* _WORK TO DO_: Restate word for word the lines from the one containing "Convert this chart to structured JSON data." through the end of the listing below, with both ends included.

# Start of PROVIDED INFORMATION

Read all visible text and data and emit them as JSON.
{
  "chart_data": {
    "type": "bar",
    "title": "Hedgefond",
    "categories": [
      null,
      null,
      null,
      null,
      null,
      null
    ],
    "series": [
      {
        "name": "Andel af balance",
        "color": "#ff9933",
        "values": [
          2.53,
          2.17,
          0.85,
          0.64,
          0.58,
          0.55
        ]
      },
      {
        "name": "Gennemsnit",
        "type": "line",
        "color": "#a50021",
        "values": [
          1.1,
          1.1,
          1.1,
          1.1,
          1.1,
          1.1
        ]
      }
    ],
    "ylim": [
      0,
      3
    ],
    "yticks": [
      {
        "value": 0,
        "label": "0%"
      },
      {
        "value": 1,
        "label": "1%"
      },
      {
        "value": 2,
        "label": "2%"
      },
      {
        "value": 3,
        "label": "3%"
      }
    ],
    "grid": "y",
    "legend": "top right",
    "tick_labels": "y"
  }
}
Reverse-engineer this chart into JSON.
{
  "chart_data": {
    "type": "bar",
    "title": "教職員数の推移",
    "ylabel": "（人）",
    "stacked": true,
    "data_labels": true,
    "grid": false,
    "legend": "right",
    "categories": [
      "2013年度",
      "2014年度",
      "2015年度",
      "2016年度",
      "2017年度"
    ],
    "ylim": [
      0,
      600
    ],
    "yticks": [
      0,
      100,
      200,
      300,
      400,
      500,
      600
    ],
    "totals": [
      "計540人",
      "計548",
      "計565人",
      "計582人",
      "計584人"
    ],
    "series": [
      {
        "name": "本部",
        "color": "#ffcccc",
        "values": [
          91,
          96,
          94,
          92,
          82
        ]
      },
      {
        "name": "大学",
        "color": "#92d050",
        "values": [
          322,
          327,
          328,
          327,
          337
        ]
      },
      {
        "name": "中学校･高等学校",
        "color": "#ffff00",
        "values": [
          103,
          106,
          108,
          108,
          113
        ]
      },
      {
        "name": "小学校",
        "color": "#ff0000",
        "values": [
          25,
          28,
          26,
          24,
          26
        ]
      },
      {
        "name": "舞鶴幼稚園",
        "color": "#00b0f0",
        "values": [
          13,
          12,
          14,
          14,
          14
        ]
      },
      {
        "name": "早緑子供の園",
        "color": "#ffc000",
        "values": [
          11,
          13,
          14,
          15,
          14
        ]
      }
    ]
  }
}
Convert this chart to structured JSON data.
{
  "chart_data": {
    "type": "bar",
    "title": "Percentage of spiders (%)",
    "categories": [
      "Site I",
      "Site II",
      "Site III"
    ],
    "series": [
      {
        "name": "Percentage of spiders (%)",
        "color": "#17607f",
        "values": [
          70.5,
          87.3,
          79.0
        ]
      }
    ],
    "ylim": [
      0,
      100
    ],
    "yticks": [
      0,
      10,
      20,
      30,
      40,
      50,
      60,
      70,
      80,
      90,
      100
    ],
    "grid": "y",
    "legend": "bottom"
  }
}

# End of PROVIDED INFORMATION

* _FINISHED ANSWER_:
Convert this chart to structured JSON data.
{
  "chart_data": {
    "type": "bar",
    "title": "Percentage of spiders (%)",
    "categories": [
      "Site I",
      "Site II",
      "Site III"
    ],
    "series": [
      {
        "name": "Percentage of spiders (%)",
        "color": "#17607f",
        "values": [
          70.5,
          87.3,
          79.0
        ]
      }
    ],
    "ylim": [
      0,
      100
    ],
    "yticks": [
      0,
      10,
      20,
      30,
      40,
      50,
      60,
      70,
      80,
      90,
      100
    ],
    "grid": "y",
    "legend": "bottom"
  }
}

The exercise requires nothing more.